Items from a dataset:
(begin)
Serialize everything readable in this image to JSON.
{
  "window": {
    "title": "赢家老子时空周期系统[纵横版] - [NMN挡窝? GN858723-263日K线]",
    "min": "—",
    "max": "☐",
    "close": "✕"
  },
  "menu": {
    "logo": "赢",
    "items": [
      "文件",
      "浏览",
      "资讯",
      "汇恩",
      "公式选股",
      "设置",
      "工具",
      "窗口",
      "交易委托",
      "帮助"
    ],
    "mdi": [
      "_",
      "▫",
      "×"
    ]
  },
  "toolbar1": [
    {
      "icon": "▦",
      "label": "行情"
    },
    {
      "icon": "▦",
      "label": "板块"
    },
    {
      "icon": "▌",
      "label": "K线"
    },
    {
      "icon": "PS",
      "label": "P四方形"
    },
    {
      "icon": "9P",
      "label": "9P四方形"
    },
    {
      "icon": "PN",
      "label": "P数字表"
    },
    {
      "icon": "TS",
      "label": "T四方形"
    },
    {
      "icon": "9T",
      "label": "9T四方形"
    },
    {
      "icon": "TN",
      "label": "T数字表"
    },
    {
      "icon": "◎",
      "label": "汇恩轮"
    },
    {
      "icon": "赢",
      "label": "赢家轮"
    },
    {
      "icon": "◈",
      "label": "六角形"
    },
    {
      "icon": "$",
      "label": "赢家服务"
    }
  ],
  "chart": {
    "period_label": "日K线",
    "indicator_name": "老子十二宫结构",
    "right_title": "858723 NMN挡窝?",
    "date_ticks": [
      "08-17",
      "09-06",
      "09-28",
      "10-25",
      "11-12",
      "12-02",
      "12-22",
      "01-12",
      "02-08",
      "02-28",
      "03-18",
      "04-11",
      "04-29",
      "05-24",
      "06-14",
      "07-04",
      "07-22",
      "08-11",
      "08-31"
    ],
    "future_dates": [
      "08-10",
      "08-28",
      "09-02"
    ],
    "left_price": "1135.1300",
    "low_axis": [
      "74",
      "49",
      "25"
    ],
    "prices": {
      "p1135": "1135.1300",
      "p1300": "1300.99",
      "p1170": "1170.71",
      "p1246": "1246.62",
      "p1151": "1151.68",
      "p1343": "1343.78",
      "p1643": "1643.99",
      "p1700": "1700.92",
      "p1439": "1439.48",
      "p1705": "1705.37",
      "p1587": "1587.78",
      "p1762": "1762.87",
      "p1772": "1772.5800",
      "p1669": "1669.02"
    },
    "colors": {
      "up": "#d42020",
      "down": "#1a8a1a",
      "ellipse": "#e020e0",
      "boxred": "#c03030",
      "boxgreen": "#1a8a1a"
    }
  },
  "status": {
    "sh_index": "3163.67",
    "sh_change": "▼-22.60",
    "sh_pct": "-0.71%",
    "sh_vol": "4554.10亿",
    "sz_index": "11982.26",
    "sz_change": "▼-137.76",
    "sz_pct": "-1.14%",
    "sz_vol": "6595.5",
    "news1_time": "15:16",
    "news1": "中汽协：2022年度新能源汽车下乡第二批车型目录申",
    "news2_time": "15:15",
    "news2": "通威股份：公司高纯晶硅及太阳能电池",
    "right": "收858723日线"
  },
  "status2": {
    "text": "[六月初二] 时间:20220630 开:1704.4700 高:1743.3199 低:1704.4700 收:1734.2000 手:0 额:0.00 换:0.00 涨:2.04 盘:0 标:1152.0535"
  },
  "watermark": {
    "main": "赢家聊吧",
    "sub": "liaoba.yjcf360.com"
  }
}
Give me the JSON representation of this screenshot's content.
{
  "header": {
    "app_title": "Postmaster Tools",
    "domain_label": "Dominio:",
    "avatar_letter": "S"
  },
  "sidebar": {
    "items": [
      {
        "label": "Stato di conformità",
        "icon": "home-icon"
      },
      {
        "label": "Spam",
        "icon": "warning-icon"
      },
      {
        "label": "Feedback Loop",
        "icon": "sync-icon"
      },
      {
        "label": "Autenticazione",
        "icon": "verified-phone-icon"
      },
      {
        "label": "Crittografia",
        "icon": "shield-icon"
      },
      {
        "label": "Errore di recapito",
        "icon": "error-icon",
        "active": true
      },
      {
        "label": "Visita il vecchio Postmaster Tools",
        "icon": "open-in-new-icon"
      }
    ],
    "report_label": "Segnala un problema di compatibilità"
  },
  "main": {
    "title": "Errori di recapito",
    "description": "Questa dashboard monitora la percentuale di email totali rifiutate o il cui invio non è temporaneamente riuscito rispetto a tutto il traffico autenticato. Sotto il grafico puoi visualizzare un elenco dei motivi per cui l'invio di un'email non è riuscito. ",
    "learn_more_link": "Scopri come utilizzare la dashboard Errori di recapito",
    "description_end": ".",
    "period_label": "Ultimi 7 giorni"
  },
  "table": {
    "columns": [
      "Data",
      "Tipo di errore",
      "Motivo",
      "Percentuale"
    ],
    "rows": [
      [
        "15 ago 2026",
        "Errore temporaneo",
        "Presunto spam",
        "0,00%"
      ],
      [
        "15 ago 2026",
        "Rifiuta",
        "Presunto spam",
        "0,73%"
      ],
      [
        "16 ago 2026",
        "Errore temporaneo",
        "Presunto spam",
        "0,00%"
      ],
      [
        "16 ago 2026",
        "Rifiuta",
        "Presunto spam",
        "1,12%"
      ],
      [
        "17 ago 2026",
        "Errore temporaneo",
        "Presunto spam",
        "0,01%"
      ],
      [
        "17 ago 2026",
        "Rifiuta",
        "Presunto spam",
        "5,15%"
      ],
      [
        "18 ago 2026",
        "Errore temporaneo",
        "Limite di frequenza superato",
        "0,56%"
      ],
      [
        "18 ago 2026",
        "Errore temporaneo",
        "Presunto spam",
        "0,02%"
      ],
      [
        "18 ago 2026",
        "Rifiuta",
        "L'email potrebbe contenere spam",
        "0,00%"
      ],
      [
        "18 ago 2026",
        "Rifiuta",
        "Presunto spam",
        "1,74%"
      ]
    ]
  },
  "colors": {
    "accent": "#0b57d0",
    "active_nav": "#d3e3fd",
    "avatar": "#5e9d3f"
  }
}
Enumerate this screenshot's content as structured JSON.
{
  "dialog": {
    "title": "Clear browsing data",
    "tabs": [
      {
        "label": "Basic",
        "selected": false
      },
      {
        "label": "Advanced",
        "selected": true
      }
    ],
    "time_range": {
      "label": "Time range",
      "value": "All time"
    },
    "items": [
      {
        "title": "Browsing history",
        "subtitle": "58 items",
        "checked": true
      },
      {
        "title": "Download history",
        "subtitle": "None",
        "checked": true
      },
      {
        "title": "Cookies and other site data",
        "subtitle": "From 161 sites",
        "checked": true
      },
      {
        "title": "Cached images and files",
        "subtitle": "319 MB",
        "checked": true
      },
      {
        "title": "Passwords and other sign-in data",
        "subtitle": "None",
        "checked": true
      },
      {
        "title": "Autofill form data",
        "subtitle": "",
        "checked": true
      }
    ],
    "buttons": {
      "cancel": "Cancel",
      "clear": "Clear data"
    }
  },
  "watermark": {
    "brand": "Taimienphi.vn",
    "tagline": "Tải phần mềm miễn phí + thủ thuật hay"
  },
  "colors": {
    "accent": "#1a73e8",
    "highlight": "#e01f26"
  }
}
(end)
> _Written instruction_
Every entry should be output exactly as written, please.

> _Solution for this task_
Serialize everything readable in this image to JSON.
{
  "window": {
    "title": "赢家老子时空周期系统[纵横版] - [NMN挡窝? GN858723-263日K线]",
    "min": "—",
    "max": "☐",
    "close": "✕"
  },
  "menu": {
    "logo": "赢",
    "items": [
      "文件",
      "浏览",
      "资讯",
      "汇恩",
      "公式选股",
      "设置",
      "工具",
      "窗口",
      "交易委托",
      "帮助"
    ],
    "mdi": [
      "_",
      "▫",
      "×"
    ]
  },
  "toolbar1": [
    {
      "icon": "▦",
      "label": "行情"
    },
    {
      "icon": "▦",
      "label": "板块"
    },
    {
      "icon": "▌",
      "label": "K线"
    },
    {
      "icon": "PS",
      "label": "P四方形"
    },
    {
      "icon": "9P",
      "label": "9P四方形"
    },
    {
      "icon": "PN",
      "label": "P数字表"
    },
    {
      "icon": "TS",
      "label": "T四方形"
    },
    {
      "icon": "9T",
      "label": "9T四方形"
    },
    {
      "icon": "TN",
      "label": "T数字表"
    },
    {
      "icon": "◎",
      "label": "汇恩轮"
    },
    {
      "icon": "赢",
      "label": "赢家轮"
    },
    {
      "icon": "◈",
      "label": "六角形"
    },
    {
      "icon": "$",
      "label": "赢家服务"
    }
  ],
  "chart": {
    "period_label": "日K线",
    "indicator_name": "老子十二宫结构",
    "right_title": "858723 NMN挡窝?",
    "date_ticks": [
      "08-17",
      "09-06",
      "09-28",
      "10-25",
      "11-12",
      "12-02",
      "12-22",
      "01-12",
      "02-08",
      "02-28",
      "03-18",
      "04-11",
      "04-29",
      "05-24",
      "06-14",
      "07-04",
      "07-22",
      "08-11",
      "08-31"
    ],
    "future_dates": [
      "08-10",
      "08-28",
      "09-02"
    ],
    "left_price": "1135.1300",
    "low_axis": [
      "74",
      "49",
      "25"
    ],
    "prices": {
      "p1135": "1135.1300",
      "p1300": "1300.99",
      "p1170": "1170.71",
      "p1246": "1246.62",
      "p1151": "1151.68",
      "p1343": "1343.78",
      "p1643": "1643.99",
      "p1700": "1700.92",
      "p1439": "1439.48",
      "p1705": "1705.37",
      "p1587": "1587.78",
      "p1762": "1762.87",
      "p1772": "1772.5800",
      "p1669": "1669.02"
    },
    "colors": {
      "up": "#d42020",
      "down": "#1a8a1a",
      "ellipse": "#e020e0",
      "boxred": "#c03030",
      "boxgreen": "#1a8a1a"
    }
  },
  "status": {
    "sh_index": "3163.67",
    "sh_change": "▼-22.60",
    "sh_pct": "-0.71%",
    "sh_vol": "4554.10亿",
    "sz_index": "11982.26",
    "sz_change": "▼-137.76",
    "sz_pct": "-1.14%",
    "sz_vol": "6595.5",
    "news1_time": "15:16",
    "news1": "中汽协：2022年度新能源汽车下乡第二批车型目录申",
    "news2_time": "15:15",
    "news2": "通威股份：公司高纯晶硅及太阳能电池",
    "right": "收858723日线"
  },
  "status2": {
    "text": "[六月初二] 时间:20220630 开:1704.4700 高:1743.3199 低:1704.4700 收:1734.2000 手:0 额:0.00 换:0.00 涨:2.04 盘:0 标:1152.0535"
  },
  "watermark": {
    "main": "赢家聊吧",
    "sub": "liaoba.yjcf360.com"
  }
}
Give me the JSON representation of this screenshot's content.
{
  "header": {
    "app_title": "Postmaster Tools",
    "domain_label": "Dominio:",
    "avatar_letter": "S"
  },
  "sidebar": {
    "items": [
      {
        "label": "Stato di conformità",
        "icon": "home-icon"
      },
      {
        "label": "Spam",
        "icon": "warning-icon"
      },
      {
        "label": "Feedback Loop",
        "icon": "sync-icon"
      },
      {
        "label": "Autenticazione",
        "icon": "verified-phone-icon"
      },
      {
        "label": "Crittografia",
        "icon": "shield-icon"
      },
      {
        "label": "Errore di recapito",
        "icon": "error-icon",
        "active": true
      },
      {
        "label": "Visita il vecchio Postmaster Tools",
        "icon": "open-in-new-icon"
      }
    ],
    "report_label": "Segnala un problema di compatibilità"
  },
  "main": {
    "title": "Errori di recapito",
    "description": "Questa dashboard monitora la percentuale di email totali rifiutate o il cui invio non è temporaneamente riuscito rispetto a tutto il traffico autenticato. Sotto il grafico puoi visualizzare un elenco dei motivi per cui l'invio di un'email non è riuscito. ",
    "learn_more_link": "Scopri come utilizzare la dashboard Errori di recapito",
    "description_end": ".",
    "period_label": "Ultimi 7 giorni"
  },
  "table": {
    "columns": [
      "Data",
      "Tipo di errore",
      "Motivo",
      "Percentuale"
    ],
    "rows": [
      [
        "15 ago 2026",
        "Errore temporaneo",
        "Presunto spam",
        "0,00%"
      ],
      [
        "15 ago 2026",
        "Rifiuta",
        "Presunto spam",
        "0,73%"
      ],
      [
        "16 ago 2026",
        "Errore temporaneo",
        "Presunto spam",
        "0,00%"
      ],
      [
        "16 ago 2026",
        "Rifiuta",
        "Presunto spam",
        "1,12%"
      ],
      [
        "17 ago 2026",
        "Errore temporaneo",
        "Presunto spam",
        "0,01%"
      ],
      [
        "17 ago 2026",
        "Rifiuta",
        "Presunto spam",
        "5,15%"
      ],
      [
        "18 ago 2026",
        "Errore temporaneo",
        "Limite di frequenza superato",
        "0,56%"
      ],
      [
        "18 ago 2026",
        "Errore temporaneo",
        "Presunto spam",
        "0,02%"
      ],
      [
        "18 ago 2026",
        "Rifiuta",
        "L'email potrebbe contenere spam",
        "0,00%"
      ],
      [
        "18 ago 2026",
        "Rifiuta",
        "Presunto spam",
        "1,74%"
      ]
    ]
  },
  "colors": {
    "accent": "#0b57d0",
    "active_nav": "#d3e3fd",
    "avatar": "#5e9d3f"
  }
}
Enumerate this screenshot's content as structured JSON.
{
  "dialog": {
    "title": "Clear browsing data",
    "tabs": [
      {
        "label": "Basic",
        "selected": false
      },
      {
        "label": "Advanced",
        "selected": true
      }
    ],
    "time_range": {
      "label": "Time range",
      "value": "All time"
    },
    "items": [
      {
        "title": "Browsing history",
        "subtitle": "58 items",
        "checked": true
      },
      {
        "title": "Download history",
        "subtitle": "None",
        "checked": true
      },
      {
        "title": "Cookies and other site data",
        "subtitle": "From 161 sites",
        "checked": true
      },
      {
        "title": "Cached images and files",
        "subtitle": "319 MB",
        "checked": true
      },
      {
        "title": "Passwords and other sign-in data",
        "subtitle": "None",
        "checked": true
      },
      {
        "title": "Autofill form data",
        "subtitle": "",
        "checked": true
      }
    ],
    "buttons": {
      "cancel": "Cancel",
      "clear": "Clear data"
    }
  },
  "watermark": {
    "brand": "Taimienphi.vn",
    "tagline": "Tải phần mềm miễn phí + thủ thuật hay"
  },
  "colors": {
    "accent": "#1a73e8",
    "highlight": "#e01f26"
  }
}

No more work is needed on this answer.